== What the exercise asks ==
Search the material below for the string "Information" and list each line that holds it.

━━ Material for this task ━━

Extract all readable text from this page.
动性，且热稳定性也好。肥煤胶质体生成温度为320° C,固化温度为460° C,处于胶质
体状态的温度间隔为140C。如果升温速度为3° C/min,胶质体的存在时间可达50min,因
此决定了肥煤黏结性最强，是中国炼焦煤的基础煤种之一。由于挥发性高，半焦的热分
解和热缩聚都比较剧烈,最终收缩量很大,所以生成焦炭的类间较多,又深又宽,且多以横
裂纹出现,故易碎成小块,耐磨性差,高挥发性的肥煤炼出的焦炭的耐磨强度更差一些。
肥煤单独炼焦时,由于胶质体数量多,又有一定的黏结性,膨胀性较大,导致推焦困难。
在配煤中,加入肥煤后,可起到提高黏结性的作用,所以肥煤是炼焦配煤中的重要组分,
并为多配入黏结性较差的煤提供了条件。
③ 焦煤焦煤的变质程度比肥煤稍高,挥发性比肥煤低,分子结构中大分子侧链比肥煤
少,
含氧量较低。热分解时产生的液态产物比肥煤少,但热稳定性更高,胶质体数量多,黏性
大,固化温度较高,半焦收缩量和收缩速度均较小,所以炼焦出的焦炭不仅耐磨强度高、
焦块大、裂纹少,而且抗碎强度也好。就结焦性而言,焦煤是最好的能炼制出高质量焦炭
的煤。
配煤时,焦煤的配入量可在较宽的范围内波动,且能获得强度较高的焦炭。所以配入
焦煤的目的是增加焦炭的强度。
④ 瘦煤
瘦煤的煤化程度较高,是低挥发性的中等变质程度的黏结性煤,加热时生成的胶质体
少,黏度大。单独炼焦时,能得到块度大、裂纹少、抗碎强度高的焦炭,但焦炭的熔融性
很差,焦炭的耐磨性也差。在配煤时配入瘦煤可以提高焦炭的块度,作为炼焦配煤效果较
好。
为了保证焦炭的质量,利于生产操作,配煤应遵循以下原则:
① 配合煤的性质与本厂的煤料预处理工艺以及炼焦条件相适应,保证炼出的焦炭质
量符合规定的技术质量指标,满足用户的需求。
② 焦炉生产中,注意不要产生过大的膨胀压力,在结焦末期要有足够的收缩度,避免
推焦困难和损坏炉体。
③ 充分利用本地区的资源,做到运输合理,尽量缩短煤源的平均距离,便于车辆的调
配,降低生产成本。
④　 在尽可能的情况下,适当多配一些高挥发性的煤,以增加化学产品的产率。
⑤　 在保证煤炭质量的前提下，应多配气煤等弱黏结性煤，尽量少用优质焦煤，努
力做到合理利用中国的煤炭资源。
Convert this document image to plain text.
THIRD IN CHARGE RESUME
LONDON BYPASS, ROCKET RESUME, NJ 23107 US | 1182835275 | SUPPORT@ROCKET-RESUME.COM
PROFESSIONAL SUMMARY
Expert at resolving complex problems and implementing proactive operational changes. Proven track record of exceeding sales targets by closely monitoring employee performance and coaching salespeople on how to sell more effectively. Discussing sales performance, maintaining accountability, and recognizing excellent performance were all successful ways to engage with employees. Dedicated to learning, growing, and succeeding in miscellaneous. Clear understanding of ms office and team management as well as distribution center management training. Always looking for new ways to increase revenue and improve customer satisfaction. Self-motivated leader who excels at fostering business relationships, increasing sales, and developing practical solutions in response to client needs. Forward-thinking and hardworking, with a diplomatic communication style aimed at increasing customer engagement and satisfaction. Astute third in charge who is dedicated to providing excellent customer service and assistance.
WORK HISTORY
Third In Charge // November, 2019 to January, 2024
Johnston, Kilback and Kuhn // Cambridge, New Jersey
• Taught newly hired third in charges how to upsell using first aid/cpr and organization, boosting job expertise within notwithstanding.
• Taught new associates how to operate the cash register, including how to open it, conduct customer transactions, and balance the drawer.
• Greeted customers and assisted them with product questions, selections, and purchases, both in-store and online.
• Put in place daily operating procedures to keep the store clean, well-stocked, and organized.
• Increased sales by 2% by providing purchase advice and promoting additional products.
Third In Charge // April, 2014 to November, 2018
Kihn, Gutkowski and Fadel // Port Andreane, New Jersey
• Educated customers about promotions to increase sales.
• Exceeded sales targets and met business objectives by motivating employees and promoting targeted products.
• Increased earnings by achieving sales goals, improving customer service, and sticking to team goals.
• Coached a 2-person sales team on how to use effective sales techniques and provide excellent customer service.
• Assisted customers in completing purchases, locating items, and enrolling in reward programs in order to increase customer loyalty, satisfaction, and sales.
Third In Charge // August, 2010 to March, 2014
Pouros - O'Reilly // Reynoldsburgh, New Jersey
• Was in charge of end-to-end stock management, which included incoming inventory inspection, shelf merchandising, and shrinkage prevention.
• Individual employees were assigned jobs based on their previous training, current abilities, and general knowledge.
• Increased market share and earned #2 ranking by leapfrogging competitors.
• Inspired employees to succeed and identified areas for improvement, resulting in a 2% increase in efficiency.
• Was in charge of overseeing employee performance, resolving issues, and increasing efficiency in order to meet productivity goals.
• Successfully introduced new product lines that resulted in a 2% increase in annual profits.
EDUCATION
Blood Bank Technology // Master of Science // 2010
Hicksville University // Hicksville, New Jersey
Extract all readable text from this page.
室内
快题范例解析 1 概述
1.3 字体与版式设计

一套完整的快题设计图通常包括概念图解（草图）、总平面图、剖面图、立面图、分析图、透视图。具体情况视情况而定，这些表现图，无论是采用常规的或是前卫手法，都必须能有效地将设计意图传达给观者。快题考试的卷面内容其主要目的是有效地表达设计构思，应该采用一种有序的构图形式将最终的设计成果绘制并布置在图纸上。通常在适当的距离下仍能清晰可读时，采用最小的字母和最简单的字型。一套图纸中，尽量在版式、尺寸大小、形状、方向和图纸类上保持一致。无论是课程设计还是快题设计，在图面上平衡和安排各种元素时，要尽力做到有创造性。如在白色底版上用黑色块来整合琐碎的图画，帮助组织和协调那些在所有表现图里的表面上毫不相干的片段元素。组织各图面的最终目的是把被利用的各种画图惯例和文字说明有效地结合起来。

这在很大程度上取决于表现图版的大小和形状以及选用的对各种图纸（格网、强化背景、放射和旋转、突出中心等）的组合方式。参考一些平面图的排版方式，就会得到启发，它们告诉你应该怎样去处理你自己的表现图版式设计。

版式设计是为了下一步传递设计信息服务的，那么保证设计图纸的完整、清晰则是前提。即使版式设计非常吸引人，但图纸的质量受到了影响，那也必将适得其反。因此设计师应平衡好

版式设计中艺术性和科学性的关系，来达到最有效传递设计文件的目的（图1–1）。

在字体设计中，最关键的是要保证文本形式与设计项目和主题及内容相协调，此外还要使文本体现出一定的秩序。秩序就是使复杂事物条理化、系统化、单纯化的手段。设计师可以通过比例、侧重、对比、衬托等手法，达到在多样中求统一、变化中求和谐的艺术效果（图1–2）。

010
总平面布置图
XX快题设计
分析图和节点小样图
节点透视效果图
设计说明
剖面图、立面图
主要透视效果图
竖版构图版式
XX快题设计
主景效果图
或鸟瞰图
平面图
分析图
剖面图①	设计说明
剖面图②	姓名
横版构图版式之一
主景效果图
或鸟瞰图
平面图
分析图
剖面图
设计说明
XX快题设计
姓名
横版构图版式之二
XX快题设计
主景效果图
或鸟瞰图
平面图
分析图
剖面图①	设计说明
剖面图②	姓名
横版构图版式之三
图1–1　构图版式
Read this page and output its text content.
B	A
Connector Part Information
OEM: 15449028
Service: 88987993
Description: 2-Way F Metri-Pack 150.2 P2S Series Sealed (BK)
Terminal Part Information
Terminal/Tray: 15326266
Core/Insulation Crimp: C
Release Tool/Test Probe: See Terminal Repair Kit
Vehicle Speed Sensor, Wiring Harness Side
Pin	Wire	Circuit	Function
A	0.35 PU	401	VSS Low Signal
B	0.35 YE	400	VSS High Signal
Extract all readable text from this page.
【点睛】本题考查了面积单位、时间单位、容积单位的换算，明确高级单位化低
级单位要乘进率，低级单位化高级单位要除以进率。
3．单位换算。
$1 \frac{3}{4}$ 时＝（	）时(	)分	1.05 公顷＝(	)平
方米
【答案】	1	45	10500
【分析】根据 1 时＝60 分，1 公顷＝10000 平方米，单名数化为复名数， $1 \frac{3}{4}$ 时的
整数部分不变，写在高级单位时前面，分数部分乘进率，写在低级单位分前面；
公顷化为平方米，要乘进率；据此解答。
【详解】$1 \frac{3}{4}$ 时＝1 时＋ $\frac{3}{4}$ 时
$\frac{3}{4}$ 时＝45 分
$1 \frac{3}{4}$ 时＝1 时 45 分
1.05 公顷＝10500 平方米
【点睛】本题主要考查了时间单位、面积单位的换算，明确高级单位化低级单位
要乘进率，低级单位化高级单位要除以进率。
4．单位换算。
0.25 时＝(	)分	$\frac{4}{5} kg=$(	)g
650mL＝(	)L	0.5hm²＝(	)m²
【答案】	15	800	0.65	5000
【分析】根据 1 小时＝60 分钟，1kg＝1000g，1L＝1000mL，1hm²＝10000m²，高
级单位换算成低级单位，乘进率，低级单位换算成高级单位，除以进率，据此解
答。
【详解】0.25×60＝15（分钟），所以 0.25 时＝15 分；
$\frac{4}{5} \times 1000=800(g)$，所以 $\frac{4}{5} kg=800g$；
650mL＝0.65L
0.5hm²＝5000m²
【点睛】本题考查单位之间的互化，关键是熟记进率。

━━━

== Answer to the problem ==
Connector Part Information
Terminal Part Information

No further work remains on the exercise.